(Records excerpted from a collection)
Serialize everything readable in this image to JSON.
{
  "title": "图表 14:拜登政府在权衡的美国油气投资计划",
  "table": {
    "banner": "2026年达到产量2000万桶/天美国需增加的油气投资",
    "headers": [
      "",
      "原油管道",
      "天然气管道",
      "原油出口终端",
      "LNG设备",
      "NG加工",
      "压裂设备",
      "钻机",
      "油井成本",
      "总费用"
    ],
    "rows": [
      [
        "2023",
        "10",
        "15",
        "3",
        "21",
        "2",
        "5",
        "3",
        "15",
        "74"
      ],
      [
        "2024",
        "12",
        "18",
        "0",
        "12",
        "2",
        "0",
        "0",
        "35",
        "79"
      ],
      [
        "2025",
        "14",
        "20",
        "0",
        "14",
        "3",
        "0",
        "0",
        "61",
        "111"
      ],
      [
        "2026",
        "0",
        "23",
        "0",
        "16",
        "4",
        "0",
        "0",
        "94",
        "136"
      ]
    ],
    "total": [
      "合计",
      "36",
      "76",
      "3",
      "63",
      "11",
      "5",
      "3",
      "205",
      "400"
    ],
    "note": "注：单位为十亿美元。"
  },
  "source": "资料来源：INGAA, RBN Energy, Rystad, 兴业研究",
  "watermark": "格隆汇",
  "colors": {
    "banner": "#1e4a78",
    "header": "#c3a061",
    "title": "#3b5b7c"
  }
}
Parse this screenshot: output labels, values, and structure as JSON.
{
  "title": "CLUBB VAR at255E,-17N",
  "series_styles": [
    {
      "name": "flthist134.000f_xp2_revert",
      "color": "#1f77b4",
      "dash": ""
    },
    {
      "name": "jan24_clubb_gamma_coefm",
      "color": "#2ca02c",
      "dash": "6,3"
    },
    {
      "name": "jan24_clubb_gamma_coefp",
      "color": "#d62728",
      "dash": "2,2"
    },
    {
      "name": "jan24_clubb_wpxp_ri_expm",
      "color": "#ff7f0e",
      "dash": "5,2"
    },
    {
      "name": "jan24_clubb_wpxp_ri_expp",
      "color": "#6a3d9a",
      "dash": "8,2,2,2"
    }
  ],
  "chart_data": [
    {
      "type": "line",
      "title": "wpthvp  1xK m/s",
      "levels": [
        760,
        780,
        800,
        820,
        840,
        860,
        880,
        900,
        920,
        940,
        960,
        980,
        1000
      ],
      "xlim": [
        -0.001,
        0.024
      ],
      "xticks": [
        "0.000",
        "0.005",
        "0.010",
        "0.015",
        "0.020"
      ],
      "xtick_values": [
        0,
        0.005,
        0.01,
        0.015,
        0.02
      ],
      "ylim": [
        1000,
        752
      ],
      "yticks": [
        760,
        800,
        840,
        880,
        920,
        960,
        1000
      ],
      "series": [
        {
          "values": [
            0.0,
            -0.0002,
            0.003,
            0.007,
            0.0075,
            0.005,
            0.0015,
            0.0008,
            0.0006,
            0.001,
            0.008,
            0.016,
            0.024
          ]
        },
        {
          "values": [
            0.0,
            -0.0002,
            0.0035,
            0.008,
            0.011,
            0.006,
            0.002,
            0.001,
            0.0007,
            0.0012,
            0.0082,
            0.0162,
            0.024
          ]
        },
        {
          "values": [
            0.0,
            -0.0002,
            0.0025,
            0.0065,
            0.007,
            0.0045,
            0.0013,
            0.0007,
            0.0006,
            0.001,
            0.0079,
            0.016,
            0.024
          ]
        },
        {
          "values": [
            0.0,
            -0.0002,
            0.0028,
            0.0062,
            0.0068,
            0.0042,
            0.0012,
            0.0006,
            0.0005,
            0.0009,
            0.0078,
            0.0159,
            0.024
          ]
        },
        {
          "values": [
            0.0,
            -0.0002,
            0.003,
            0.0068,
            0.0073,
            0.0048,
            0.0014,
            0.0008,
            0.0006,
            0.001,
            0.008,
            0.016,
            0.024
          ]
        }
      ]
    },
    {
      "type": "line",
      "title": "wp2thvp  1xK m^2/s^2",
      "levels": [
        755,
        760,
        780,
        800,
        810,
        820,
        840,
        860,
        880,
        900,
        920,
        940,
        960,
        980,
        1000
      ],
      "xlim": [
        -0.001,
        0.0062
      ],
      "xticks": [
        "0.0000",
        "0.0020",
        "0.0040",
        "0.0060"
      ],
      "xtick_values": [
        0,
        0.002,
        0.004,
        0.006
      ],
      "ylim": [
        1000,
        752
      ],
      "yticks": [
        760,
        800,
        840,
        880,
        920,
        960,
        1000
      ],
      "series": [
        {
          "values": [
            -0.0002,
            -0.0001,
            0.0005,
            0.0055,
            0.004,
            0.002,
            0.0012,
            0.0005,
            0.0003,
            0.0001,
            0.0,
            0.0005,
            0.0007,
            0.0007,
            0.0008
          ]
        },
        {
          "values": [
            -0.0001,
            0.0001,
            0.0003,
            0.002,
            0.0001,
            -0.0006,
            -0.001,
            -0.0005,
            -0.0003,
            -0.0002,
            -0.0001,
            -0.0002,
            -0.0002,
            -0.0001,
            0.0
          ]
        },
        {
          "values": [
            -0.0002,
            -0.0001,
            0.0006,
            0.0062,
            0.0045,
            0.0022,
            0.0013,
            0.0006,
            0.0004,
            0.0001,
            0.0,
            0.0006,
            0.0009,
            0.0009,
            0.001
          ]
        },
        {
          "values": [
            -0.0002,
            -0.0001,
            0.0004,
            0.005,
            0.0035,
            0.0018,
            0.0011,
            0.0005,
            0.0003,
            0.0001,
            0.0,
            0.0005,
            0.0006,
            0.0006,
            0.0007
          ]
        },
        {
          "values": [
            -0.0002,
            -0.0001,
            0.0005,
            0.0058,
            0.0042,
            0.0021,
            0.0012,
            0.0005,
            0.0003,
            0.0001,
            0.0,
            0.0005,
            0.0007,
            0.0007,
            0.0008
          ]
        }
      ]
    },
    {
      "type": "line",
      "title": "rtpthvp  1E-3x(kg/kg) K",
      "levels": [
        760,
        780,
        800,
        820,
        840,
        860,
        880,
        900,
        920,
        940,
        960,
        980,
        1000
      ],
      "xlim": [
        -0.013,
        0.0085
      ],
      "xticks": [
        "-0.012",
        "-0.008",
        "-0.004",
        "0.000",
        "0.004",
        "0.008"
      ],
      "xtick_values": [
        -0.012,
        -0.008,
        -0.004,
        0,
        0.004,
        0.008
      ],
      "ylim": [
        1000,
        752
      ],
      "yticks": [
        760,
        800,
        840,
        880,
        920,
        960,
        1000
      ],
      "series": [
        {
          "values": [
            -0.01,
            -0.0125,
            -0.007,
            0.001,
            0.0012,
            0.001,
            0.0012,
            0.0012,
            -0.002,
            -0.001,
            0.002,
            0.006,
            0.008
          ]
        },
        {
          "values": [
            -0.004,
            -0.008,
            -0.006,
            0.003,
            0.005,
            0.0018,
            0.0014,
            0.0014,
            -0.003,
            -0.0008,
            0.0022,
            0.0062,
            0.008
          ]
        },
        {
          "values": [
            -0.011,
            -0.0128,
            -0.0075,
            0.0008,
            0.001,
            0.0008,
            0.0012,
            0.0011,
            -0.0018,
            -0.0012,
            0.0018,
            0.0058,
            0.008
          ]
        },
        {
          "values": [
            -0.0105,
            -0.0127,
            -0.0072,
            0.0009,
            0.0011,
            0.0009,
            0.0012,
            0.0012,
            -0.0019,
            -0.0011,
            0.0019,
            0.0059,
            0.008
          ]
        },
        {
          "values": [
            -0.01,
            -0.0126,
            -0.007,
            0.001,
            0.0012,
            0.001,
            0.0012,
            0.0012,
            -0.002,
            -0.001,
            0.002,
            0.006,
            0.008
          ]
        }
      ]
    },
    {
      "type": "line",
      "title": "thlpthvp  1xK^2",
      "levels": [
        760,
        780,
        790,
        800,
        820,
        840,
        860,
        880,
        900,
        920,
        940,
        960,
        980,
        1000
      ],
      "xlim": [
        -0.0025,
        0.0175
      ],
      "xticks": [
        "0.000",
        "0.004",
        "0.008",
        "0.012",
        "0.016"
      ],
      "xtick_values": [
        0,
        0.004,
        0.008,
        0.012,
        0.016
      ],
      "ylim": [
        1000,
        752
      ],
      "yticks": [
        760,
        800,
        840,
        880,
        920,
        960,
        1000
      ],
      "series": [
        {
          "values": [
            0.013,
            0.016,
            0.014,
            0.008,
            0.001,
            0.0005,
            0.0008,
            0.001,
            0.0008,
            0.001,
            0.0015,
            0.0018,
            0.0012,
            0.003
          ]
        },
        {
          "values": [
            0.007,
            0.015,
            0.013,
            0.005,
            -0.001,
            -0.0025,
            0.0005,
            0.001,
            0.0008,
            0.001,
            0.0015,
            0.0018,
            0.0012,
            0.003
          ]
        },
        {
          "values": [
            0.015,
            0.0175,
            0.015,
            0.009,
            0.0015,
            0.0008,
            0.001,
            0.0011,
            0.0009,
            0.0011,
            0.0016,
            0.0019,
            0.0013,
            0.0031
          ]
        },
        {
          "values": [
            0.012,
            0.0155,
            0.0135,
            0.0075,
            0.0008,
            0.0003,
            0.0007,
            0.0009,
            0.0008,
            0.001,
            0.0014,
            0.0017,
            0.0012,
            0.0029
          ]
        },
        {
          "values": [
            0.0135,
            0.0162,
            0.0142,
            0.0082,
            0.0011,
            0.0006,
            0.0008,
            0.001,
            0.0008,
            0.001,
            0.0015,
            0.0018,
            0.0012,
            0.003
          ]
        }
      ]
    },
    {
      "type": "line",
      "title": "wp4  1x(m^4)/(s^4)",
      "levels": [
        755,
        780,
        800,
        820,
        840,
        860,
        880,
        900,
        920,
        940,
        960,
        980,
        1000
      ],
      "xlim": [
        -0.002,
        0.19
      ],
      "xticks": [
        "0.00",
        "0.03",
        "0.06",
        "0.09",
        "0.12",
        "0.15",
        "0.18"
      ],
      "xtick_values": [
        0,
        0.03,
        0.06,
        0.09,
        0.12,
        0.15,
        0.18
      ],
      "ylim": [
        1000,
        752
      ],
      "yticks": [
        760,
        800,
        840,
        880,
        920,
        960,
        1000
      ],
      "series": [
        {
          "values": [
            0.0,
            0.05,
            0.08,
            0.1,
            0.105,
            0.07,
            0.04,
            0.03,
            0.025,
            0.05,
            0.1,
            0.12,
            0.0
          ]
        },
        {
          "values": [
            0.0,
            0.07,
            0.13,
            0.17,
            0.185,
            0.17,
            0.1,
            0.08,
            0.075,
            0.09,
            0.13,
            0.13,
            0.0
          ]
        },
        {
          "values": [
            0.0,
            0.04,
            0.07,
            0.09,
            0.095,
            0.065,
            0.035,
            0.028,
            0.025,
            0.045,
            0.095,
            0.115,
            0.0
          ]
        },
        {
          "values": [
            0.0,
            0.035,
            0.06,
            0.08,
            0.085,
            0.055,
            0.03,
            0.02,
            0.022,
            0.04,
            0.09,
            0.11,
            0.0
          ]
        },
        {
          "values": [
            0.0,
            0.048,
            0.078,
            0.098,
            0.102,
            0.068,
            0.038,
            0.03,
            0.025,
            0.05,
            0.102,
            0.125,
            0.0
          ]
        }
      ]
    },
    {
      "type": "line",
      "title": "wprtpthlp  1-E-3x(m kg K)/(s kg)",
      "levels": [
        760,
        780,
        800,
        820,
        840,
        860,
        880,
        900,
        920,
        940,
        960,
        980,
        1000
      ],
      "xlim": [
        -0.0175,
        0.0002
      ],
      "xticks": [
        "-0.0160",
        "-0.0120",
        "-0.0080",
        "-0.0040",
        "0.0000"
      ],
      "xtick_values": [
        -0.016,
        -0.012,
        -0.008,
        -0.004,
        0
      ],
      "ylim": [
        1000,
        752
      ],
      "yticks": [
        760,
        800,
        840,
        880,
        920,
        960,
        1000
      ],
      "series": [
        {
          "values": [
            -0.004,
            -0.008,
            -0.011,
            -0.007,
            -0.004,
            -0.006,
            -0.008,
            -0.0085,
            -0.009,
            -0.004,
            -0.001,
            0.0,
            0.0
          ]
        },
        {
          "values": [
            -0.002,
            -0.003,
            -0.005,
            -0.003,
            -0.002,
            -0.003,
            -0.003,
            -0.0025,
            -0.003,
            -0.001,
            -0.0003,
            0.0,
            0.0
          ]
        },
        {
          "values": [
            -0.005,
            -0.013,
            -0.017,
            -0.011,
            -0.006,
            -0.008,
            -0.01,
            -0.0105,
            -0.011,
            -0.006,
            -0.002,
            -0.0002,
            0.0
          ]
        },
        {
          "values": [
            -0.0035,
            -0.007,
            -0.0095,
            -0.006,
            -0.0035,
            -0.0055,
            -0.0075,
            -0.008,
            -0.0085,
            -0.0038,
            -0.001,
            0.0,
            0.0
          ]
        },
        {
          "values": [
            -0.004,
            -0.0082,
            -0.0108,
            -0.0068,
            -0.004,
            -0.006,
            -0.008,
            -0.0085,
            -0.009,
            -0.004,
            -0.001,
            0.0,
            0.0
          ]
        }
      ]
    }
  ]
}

WHAT YOU NEED TO DO | Using the records above, copy every line that has the word "banner" in it.

ANSWER TO THIS PROBLEM |
    "banner": "2026年达到产量2000万桶/天美国需增加的油气投资",
    "banner": "#1e4a78",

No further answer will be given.